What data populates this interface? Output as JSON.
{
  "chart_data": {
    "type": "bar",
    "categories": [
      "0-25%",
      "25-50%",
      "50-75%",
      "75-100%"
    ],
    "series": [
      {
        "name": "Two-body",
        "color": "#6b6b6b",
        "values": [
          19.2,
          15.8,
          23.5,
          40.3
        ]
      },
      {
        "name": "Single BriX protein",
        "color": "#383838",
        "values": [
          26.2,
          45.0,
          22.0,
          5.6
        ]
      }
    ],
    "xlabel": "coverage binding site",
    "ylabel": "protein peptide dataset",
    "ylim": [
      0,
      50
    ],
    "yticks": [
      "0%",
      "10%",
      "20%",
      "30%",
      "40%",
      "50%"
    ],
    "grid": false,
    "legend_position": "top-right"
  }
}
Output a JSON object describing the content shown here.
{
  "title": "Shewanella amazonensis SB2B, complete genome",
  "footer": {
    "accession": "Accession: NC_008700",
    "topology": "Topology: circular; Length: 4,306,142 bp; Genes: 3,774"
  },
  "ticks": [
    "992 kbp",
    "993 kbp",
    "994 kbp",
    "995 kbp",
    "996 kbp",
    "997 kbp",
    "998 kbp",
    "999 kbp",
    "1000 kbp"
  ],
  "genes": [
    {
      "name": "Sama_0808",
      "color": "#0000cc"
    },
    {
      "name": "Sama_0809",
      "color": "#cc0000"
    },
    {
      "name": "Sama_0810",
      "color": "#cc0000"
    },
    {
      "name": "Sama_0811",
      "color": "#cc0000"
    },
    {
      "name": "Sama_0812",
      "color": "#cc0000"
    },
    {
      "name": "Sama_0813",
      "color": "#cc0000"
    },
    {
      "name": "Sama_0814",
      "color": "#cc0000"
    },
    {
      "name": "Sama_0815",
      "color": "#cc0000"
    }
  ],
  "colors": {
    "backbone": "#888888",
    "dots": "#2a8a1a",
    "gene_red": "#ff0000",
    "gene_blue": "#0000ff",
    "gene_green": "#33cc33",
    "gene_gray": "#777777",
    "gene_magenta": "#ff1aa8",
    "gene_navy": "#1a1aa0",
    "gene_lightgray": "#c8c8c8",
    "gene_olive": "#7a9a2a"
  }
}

########

▶ _About this exercise_
Give back the data above exactly, so that every line matches.

▶ _Expected output_
What data populates this interface? Output as JSON.
{
  "chart_data": {
    "type": "bar",
    "categories": [
      "0-25%",
      "25-50%",
      "50-75%",
      "75-100%"
    ],
    "series": [
      {
        "name": "Two-body",
        "color": "#6b6b6b",
        "values": [
          19.2,
          15.8,
          23.5,
          40.3
        ]
      },
      {
        "name": "Single BriX protein",
        "color": "#383838",
        "values": [
          26.2,
          45.0,
          22.0,
          5.6
        ]
      }
    ],
    "xlabel": "coverage binding site",
    "ylabel": "protein peptide dataset",
    "ylim": [
      0,
      50
    ],
    "yticks": [
      "0%",
      "10%",
      "20%",
      "30%",
      "40%",
      "50%"
    ],
    "grid": false,
    "legend_position": "top-right"
  }
}
Output a JSON object describing the content shown here.
{
  "title": "Shewanella amazonensis SB2B, complete genome",
  "footer": {
    "accession": "Accession: NC_008700",
    "topology": "Topology: circular; Length: 4,306,142 bp; Genes: 3,774"
  },
  "ticks": [
    "992 kbp",
    "993 kbp",
    "994 kbp",
    "995 kbp",
    "996 kbp",
    "997 kbp",
    "998 kbp",
    "999 kbp",
    "1000 kbp"
  ],
  "genes": [
    {
      "name": "Sama_0808",
      "color": "#0000cc"
    },
    {
      "name": "Sama_0809",
      "color": "#cc0000"
    },
    {
      "name": "Sama_0810",
      "color": "#cc0000"
    },
    {
      "name": "Sama_0811",
      "color": "#cc0000"
    },
    {
      "name": "Sama_0812",
      "color": "#cc0000"
    },
    {
      "name": "Sama_0813",
      "color": "#cc0000"
    },
    {
      "name": "Sama_0814",
      "color": "#cc0000"
    },
    {
      "name": "Sama_0815",
      "color": "#cc0000"
    }
  ],
  "colors": {
    "backbone": "#888888",
    "dots": "#2a8a1a",
    "gene_red": "#ff0000",
    "gene_blue": "#0000ff",
    "gene_green": "#33cc33",
    "gene_gray": "#777777",
    "gene_magenta": "#ff1aa8",
    "gene_navy": "#1a1aa0",
    "gene_lightgray": "#c8c8c8",
    "gene_olive": "#7a9a2a"
  }
}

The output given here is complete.